**Supplied material:**
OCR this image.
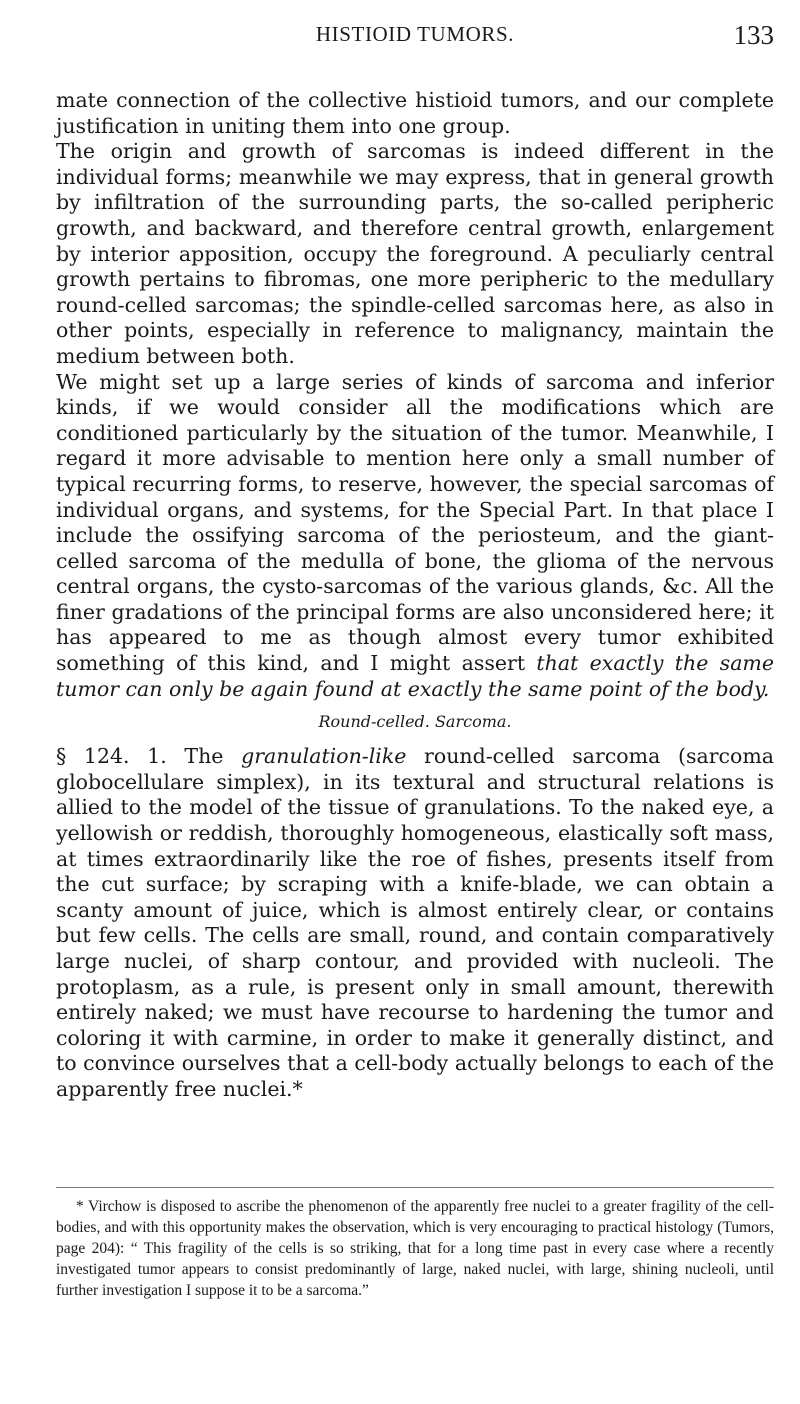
HISTIOID TUMORS.	133

mate connection of the collective histioid tumors, and our complete justification in uniting them into one group.

The origin and growth of sarcomas is indeed different in the individual forms; meanwhile we may express, that in general growth by infiltration of the surrounding parts, the so-called peripheric growth, and backward, and therefore central growth, enlargement by interior apposition, occupy the foreground. A peculiarly central growth pertains to fibromas, one more peripheric to the medullary round-celled sarcomas; the spindle-celled sarcomas here, as also in other points, especially in reference to malignancy, maintain the medium between both.

We might set up a large series of kinds of sarcoma and inferior kinds, if we would consider all the modifications which are conditioned particularly by the situation of the tumor. Meanwhile, I regard it more advisable to mention here only a small number of typical recurring forms, to reserve, however, the special sarcomas of individual organs, and systems, for the Special Part. In that place I include the ossifying sarcoma of the periosteum, and the giant-celled sarcoma of the medulla of bone, the glioma of the nervous central organs, the cysto-sarcomas of the various glands, &c. All the finer gradations of the principal forms are also unconsidered here; it has appeared to me as though almost every tumor exhibited something of this kind, and I might assert that exactly the same tumor can only be again found at exactly the same point of the body.

Round-celled. Sarcoma.

§ 124. 1. The granulation-like round-celled sarcoma (sarcoma globocellulare simplex), in its textural and structural relations is allied to the model of the tissue of granulations. To the naked eye, a yellowish or reddish, thoroughly homogeneous, elastically soft mass, at times extraordinarily like the roe of fishes, presents itself from the cut surface; by scraping with a knife-blade, we can obtain a scanty amount of juice, which is almost entirely clear, or contains but few cells. The cells are small, round, and contain comparatively large nuclei, of sharp contour, and provided with nucleoli. The protoplasm, as a rule, is present only in small amount, therewith entirely naked; we must have recourse to hardening the tumor and coloring it with carmine, in order to make it generally distinct, and to convince ourselves that a cell-body actually belongs to each of the apparently free nuclei.*

* Virchow is disposed to ascribe the phenomenon of the apparently free nuclei to a greater fragility of the cell-bodies, and with this opportunity makes the observation, which is very encouraging to practical histology (Tumors, page 204): “ This fragility of the cells is so striking, that for a long time past in every case where a recently investigated tumor appears to consist predominantly of large, naked nuclei, with large, shining nucleoli, until further investigation I suppose it to be a sarcoma.”
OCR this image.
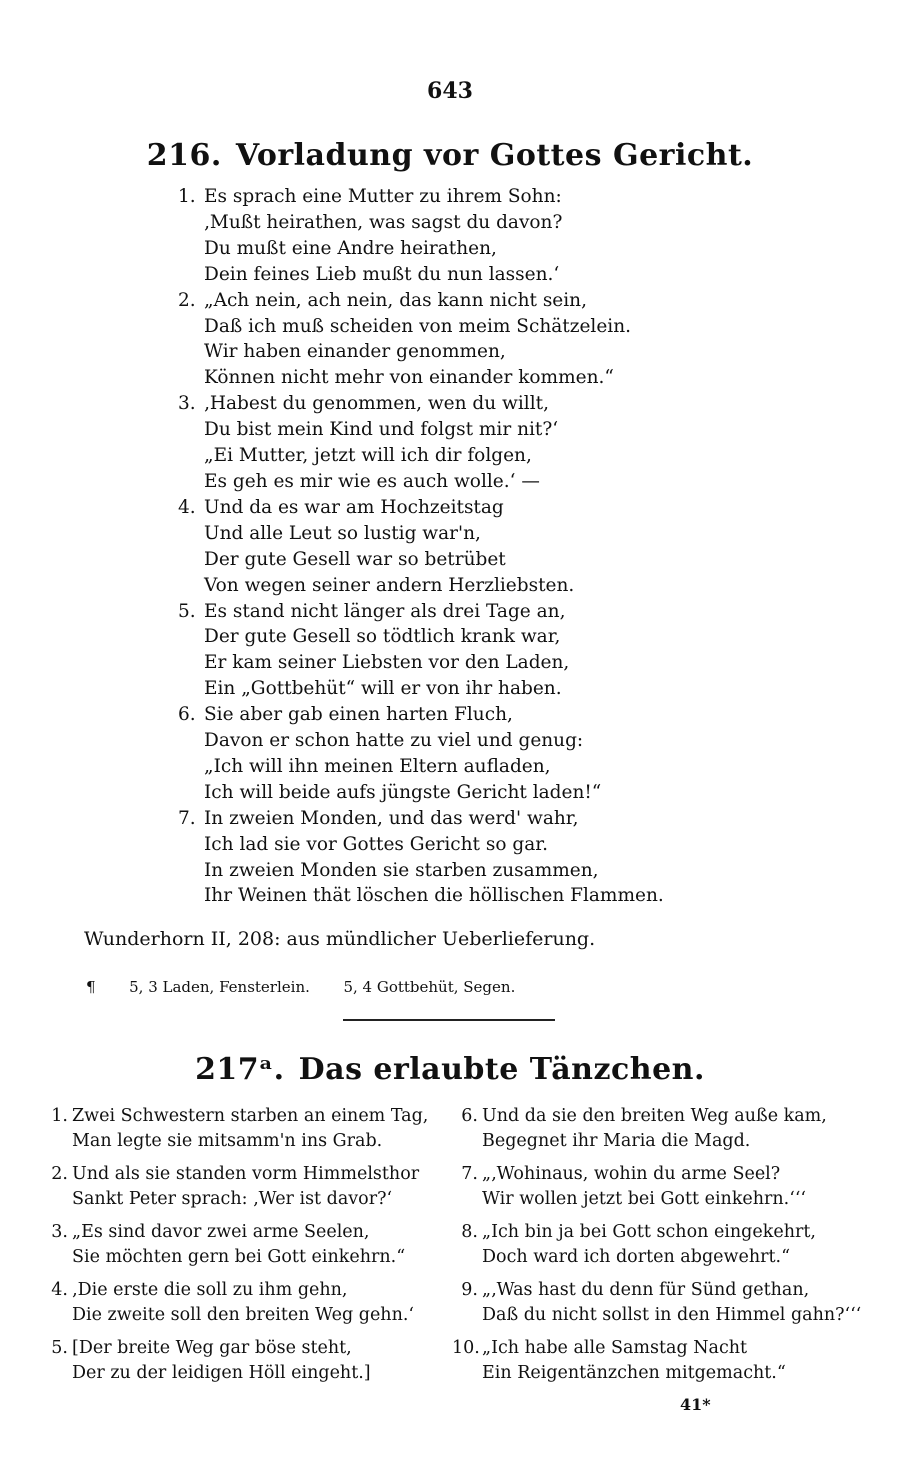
643
216. Vorladung vor Gottes Gericht.
1. Es sprach eine Mutter zu ihrem Sohn:
‚Mußt heirathen, was sagst du davon?
Du mußt eine Andre heirathen,
Dein feines Lieb mußt du nun lassen.‘
2. „Ach nein, ach nein, das kann nicht sein,
Daß ich muß scheiden von meim Schätzelein.
Wir haben einander genommen,
Können nicht mehr von einander kommen.“
3. ‚Habest du genommen, wen du willt,
Du bist mein Kind und folgst mir nit?‘
„Ei Mutter, jetzt will ich dir folgen,
Es geh es mir wie es auch wolle.‘ —
4. Und da es war am Hochzeitstag
Und alle Leut so lustig war'n,
Der gute Gesell war so betrübet
Von wegen seiner andern Herzliebsten.
5. Es stand nicht länger als drei Tage an,
Der gute Gesell so tödtlich krank war,
Er kam seiner Liebsten vor den Laden,
Ein „Gottbehüt“ will er von ihr haben.
6. Sie aber gab einen harten Fluch,
Davon er schon hatte zu viel und genug:
„Ich will ihn meinen Eltern aufladen,
Ich will beide aufs jüngste Gericht laden!“
7. In zweien Monden, und das werd' wahr,
Ich lad sie vor Gottes Gericht so gar.
In zweien Monden sie starben zusammen,
Ihr Weinen thät löschen die höllischen Flammen.
Wunderhorn II, 208: aus mündlicher Ueberlieferung.
¶ 5, 3 Laden, Fensterlein. 5, 4 Gottbehüt, Segen.
217ᵃ. Das erlaubte Tänzchen.
1. Zwei Schwestern starben an einem Tag,
Man legte sie mitsamm'n ins Grab.
2. Und als sie standen vorm Himmelsthor
Sankt Peter sprach: ‚Wer ist davor?‘
3. „Es sind davor zwei arme Seelen,
Sie möchten gern bei Gott einkehrn.“
4. ‚Die erste die soll zu ihm gehn,
Die zweite soll den breiten Weg gehn.‘
5. [Der breite Weg gar böse steht,
Der zu der leidigen Höll eingeht.]
6. Und da sie den breiten Weg auße kam,
Begegnet ihr Maria die Magd.
7. „‚Wohinaus, wohin du arme Seel?
Wir wollen jetzt bei Gott einkehrn.‘‘‘
8. „Ich bin ja bei Gott schon eingekehrt,
Doch ward ich dorten abgewehrt.“
9. „‚Was hast du denn für Sünd gethan,
Daß du nicht sollst in den Himmel gahn?‘‘‘
10. „Ich habe alle Samstag Nacht
Ein Reigentänzchen mitgemacht.“
41*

**Required action:**
Only the pictures are to be dropped; all other material above must be repeated exactly.

**Exercise result:**
OCR this image.
HISTIOID TUMORS.	133

mate connection of the collective histioid tumors, and our complete justification in uniting them into one group.

The origin and growth of sarcomas is indeed different in the individual forms; meanwhile we may express, that in general growth by infiltration of the surrounding parts, the so-called peripheric growth, and backward, and therefore central growth, enlargement by interior apposition, occupy the foreground. A peculiarly central growth pertains to fibromas, one more peripheric to the medullary round-celled sarcomas; the spindle-celled sarcomas here, as also in other points, especially in reference to malignancy, maintain the medium between both.

We might set up a large series of kinds of sarcoma and inferior kinds, if we would consider all the modifications which are conditioned particularly by the situation of the tumor. Meanwhile, I regard it more advisable to mention here only a small number of typical recurring forms, to reserve, however, the special sarcomas of individual organs, and systems, for the Special Part. In that place I include the ossifying sarcoma of the periosteum, and the giant-celled sarcoma of the medulla of bone, the glioma of the nervous central organs, the cysto-sarcomas of the various glands, &c. All the finer gradations of the principal forms are also unconsidered here; it has appeared to me as though almost every tumor exhibited something of this kind, and I might assert that exactly the same tumor can only be again found at exactly the same point of the body.

Round-celled. Sarcoma.

§ 124. 1. The granulation-like round-celled sarcoma (sarcoma globocellulare simplex), in its textural and structural relations is allied to the model of the tissue of granulations. To the naked eye, a yellowish or reddish, thoroughly homogeneous, elastically soft mass, at times extraordinarily like the roe of fishes, presents itself from the cut surface; by scraping with a knife-blade, we can obtain a scanty amount of juice, which is almost entirely clear, or contains but few cells. The cells are small, round, and contain comparatively large nuclei, of sharp contour, and provided with nucleoli. The protoplasm, as a rule, is present only in small amount, therewith entirely naked; we must have recourse to hardening the tumor and coloring it with carmine, in order to make it generally distinct, and to convince ourselves that a cell-body actually belongs to each of the apparently free nuclei.*

* Virchow is disposed to ascribe the phenomenon of the apparently free nuclei to a greater fragility of the cell-bodies, and with this opportunity makes the observation, which is very encouraging to practical histology (Tumors, page 204): “ This fragility of the cells is so striking, that for a long time past in every case where a recently investigated tumor appears to consist predominantly of large, naked nuclei, with large, shining nucleoli, until further investigation I suppose it to be a sarcoma.”
OCR this image.
643
216. Vorladung vor Gottes Gericht.
1. Es sprach eine Mutter zu ihrem Sohn:
‚Mußt heirathen, was sagst du davon?
Du mußt eine Andre heirathen,
Dein feines Lieb mußt du nun lassen.‘
2. „Ach nein, ach nein, das kann nicht sein,
Daß ich muß scheiden von meim Schätzelein.
Wir haben einander genommen,
Können nicht mehr von einander kommen.“
3. ‚Habest du genommen, wen du willt,
Du bist mein Kind und folgst mir nit?‘
„Ei Mutter, jetzt will ich dir folgen,
Es geh es mir wie es auch wolle.‘ —
4. Und da es war am Hochzeitstag
Und alle Leut so lustig war'n,
Der gute Gesell war so betrübet
Von wegen seiner andern Herzliebsten.
5. Es stand nicht länger als drei Tage an,
Der gute Gesell so tödtlich krank war,
Er kam seiner Liebsten vor den Laden,
Ein „Gottbehüt“ will er von ihr haben.
6. Sie aber gab einen harten Fluch,
Davon er schon hatte zu viel und genug:
„Ich will ihn meinen Eltern aufladen,
Ich will beide aufs jüngste Gericht laden!“
7. In zweien Monden, und das werd' wahr,
Ich lad sie vor Gottes Gericht so gar.
In zweien Monden sie starben zusammen,
Ihr Weinen thät löschen die höllischen Flammen.
Wunderhorn II, 208: aus mündlicher Ueberlieferung.
¶ 5, 3 Laden, Fensterlein. 5, 4 Gottbehüt, Segen.
217ᵃ. Das erlaubte Tänzchen.
1. Zwei Schwestern starben an einem Tag,
Man legte sie mitsamm'n ins Grab.
2. Und als sie standen vorm Himmelsthor
Sankt Peter sprach: ‚Wer ist davor?‘
3. „Es sind davor zwei arme Seelen,
Sie möchten gern bei Gott einkehrn.“
4. ‚Die erste die soll zu ihm gehn,
Die zweite soll den breiten Weg gehn.‘
5. [Der breite Weg gar böse steht,
Der zu der leidigen Höll eingeht.]
6. Und da sie den breiten Weg auße kam,
Begegnet ihr Maria die Magd.
7. „‚Wohinaus, wohin du arme Seel?
Wir wollen jetzt bei Gott einkehrn.‘‘‘
8. „Ich bin ja bei Gott schon eingekehrt,
Doch ward ich dorten abgewehrt.“
9. „‚Was hast du denn für Sünd gethan,
Daß du nicht sollst in den Himmel gahn?‘‘‘
10. „Ich habe alle Samstag Nacht
Ein Reigentänzchen mitgemacht.“
41*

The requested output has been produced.